**Stated goal**: Restate the full set of records exactly, without adding or dropping a word.

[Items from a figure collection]
════════════════
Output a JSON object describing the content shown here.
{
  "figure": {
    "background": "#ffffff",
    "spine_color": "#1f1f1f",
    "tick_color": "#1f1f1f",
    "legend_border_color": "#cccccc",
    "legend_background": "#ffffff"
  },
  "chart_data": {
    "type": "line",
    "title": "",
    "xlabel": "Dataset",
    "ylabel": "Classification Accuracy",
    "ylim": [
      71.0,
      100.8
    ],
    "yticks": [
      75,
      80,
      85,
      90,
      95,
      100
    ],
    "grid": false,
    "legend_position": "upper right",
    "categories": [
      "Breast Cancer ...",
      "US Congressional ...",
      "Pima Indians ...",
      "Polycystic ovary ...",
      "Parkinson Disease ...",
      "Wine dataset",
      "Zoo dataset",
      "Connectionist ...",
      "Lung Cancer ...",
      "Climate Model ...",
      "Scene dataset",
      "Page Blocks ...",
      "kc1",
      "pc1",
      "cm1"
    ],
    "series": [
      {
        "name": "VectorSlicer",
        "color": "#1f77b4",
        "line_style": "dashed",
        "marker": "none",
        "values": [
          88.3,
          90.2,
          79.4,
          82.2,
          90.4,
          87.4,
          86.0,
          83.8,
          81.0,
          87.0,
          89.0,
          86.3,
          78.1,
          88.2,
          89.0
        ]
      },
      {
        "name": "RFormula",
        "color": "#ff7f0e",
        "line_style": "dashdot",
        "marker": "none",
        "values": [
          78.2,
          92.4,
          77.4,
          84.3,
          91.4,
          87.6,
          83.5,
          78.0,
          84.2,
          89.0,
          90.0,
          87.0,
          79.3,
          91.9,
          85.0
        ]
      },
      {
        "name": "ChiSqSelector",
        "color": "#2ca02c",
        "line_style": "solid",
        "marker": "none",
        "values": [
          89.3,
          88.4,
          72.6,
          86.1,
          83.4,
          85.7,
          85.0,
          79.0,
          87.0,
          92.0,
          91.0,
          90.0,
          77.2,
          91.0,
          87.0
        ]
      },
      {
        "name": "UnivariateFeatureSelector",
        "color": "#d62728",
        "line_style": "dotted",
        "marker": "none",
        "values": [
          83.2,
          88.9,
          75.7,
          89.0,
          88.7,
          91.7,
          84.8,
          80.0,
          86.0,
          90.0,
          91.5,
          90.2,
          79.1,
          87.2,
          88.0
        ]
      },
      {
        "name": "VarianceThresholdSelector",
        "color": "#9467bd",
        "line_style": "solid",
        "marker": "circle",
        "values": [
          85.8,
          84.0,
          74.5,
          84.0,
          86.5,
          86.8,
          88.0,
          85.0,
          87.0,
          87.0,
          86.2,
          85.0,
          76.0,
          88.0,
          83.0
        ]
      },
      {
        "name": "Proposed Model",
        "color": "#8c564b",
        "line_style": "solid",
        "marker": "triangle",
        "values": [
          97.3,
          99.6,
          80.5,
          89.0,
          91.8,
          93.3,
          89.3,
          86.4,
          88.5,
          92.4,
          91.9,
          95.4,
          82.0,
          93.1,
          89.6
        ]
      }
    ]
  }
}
════════════════
**Result of this task**:
Output a JSON object describing the content shown here.
{
  "figure": {
    "background": "#ffffff",
    "spine_color": "#1f1f1f",
    "tick_color": "#1f1f1f",
    "legend_border_color": "#cccccc",
    "legend_background": "#ffffff"
  },
  "chart_data": {
    "type": "line",
    "title": "",
    "xlabel": "Dataset",
    "ylabel": "Classification Accuracy",
    "ylim": [
      71.0,
      100.8
    ],
    "yticks": [
      75,
      80,
      85,
      90,
      95,
      100
    ],
    "grid": false,
    "legend_position": "upper right",
    "categories": [
      "Breast Cancer ...",
      "US Congressional ...",
      "Pima Indians ...",
      "Polycystic ovary ...",
      "Parkinson Disease ...",
      "Wine dataset",
      "Zoo dataset",
      "Connectionist ...",
      "Lung Cancer ...",
      "Climate Model ...",
      "Scene dataset",
      "Page Blocks ...",
      "kc1",
      "pc1",
      "cm1"
    ],
    "series": [
      {
        "name": "VectorSlicer",
        "color": "#1f77b4",
        "line_style": "dashed",
        "marker": "none",
        "values": [
          88.3,
          90.2,
          79.4,
          82.2,
          90.4,
          87.4,
          86.0,
          83.8,
          81.0,
          87.0,
          89.0,
          86.3,
          78.1,
          88.2,
          89.0
        ]
      },
      {
        "name": "RFormula",
        "color": "#ff7f0e",
        "line_style": "dashdot",
        "marker": "none",
        "values": [
          78.2,
          92.4,
          77.4,
          84.3,
          91.4,
          87.6,
          83.5,
          78.0,
          84.2,
          89.0,
          90.0,
          87.0,
          79.3,
          91.9,
          85.0
        ]
      },
      {
        "name": "ChiSqSelector",
        "color": "#2ca02c",
        "line_style": "solid",
        "marker": "none",
        "values": [
          89.3,
          88.4,
          72.6,
          86.1,
          83.4,
          85.7,
          85.0,
          79.0,
          87.0,
          92.0,
          91.0,
          90.0,
          77.2,
          91.0,
          87.0
        ]
      },
      {
        "name": "UnivariateFeatureSelector",
        "color": "#d62728",
        "line_style": "dotted",
        "marker": "none",
        "values": [
          83.2,
          88.9,
          75.7,
          89.0,
          88.7,
          91.7,
          84.8,
          80.0,
          86.0,
          90.0,
          91.5,
          90.2,
          79.1,
          87.2,
          88.0
        ]
      },
      {
        "name": "VarianceThresholdSelector",
        "color": "#9467bd",
        "line_style": "solid",
        "marker": "circle",
        "values": [
          85.8,
          84.0,
          74.5,
          84.0,
          86.5,
          86.8,
          88.0,
          85.0,
          87.0,
          87.0,
          86.2,
          85.0,
          76.0,
          88.0,
          83.0
        ]
      },
      {
        "name": "Proposed Model",
        "color": "#8c564b",
        "line_style": "solid",
        "marker": "triangle",
        "values": [
          97.3,
          99.6,
          80.5,
          89.0,
          91.8,
          93.3,
          89.3,
          86.4,
          88.5,
          92.4,
          91.9,
          95.4,
          82.0,
          93.1,
          89.6
        ]
      }
    ]
  }
}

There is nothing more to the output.